_WHAT THE TASK ASKS_
Find the string "JSON" in the data, then copy every line where it is found.

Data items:
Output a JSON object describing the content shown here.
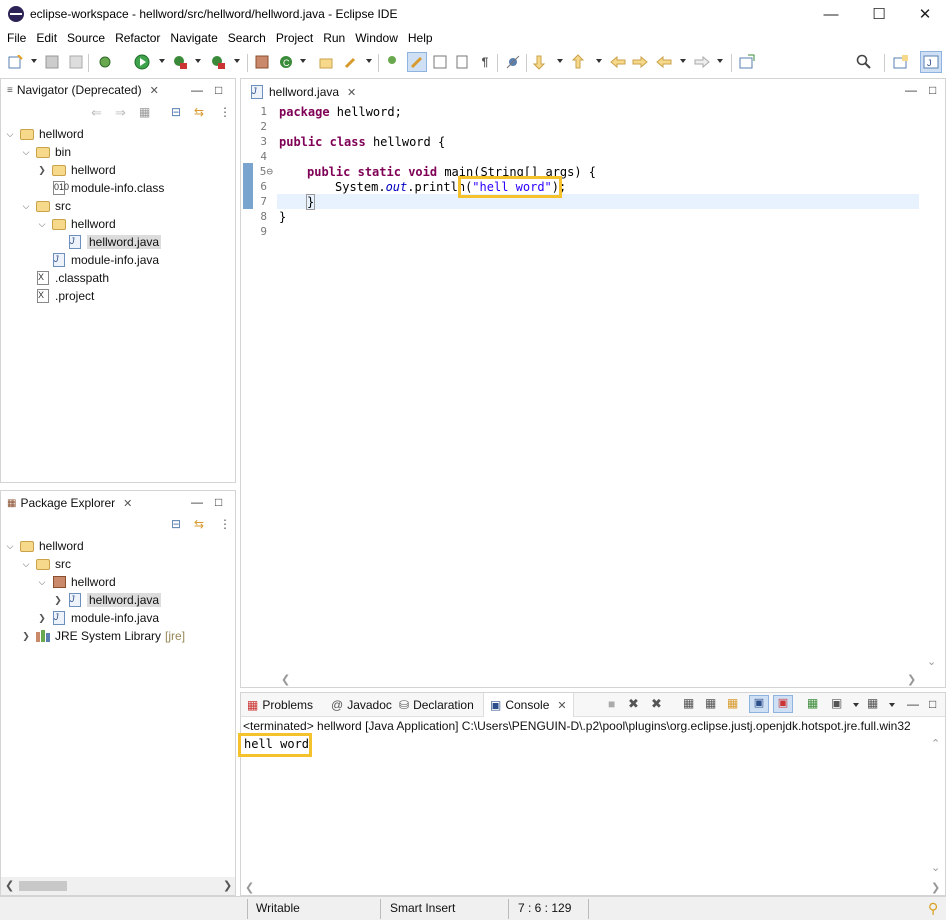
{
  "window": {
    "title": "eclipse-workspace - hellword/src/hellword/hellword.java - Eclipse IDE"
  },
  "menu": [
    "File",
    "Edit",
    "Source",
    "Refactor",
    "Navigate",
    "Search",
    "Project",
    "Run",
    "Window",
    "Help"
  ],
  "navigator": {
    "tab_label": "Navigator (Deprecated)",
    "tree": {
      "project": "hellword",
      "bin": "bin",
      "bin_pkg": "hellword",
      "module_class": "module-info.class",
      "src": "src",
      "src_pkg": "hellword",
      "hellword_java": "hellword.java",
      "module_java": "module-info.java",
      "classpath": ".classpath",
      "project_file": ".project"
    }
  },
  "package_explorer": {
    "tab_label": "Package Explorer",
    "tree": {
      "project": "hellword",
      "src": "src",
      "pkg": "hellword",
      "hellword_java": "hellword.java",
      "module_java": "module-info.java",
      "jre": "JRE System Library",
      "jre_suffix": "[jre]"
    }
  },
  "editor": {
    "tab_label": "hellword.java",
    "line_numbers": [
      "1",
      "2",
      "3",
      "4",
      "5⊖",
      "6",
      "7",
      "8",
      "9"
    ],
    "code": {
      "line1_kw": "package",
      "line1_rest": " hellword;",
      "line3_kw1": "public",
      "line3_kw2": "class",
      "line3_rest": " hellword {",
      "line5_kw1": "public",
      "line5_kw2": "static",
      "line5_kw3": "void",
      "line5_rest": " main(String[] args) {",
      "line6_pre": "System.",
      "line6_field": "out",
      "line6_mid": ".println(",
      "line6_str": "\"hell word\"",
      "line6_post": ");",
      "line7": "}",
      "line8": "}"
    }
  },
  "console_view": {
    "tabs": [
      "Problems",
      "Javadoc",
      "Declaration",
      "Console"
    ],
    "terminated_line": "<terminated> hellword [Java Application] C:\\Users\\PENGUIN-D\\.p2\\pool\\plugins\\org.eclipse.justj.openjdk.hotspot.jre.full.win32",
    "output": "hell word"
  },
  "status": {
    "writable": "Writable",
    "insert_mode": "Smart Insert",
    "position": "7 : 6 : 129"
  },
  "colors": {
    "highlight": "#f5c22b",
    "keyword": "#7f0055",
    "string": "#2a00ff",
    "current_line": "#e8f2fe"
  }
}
==
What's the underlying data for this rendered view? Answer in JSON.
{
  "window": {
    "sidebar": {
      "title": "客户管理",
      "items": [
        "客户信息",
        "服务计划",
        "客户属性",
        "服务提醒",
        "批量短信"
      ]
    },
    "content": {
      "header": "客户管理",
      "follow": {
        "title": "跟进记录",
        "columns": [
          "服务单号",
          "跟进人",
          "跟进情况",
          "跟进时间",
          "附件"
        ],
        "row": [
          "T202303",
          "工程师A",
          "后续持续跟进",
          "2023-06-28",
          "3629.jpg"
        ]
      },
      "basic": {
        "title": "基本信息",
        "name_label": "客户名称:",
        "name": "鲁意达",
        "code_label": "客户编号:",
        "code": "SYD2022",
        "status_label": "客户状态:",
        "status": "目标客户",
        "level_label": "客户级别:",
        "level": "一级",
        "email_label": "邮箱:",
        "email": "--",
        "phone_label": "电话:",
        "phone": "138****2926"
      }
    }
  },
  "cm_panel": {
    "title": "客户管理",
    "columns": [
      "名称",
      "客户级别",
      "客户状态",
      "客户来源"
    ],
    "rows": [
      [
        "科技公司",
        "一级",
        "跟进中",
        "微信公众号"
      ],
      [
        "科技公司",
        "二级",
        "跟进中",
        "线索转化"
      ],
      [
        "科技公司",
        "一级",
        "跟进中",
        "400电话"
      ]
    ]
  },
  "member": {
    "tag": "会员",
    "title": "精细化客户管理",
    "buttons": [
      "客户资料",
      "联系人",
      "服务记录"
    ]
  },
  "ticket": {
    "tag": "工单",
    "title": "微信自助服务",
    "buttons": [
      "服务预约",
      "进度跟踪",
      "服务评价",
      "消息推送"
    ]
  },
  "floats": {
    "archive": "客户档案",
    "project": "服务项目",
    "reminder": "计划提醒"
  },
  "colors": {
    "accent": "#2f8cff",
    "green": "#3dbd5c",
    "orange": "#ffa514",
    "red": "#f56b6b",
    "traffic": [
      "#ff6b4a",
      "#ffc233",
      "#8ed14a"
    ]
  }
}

_RESULT OF THE TASK_
Output a JSON object describing the content shown here.
What's the underlying data for this rendered view? Answer in JSON.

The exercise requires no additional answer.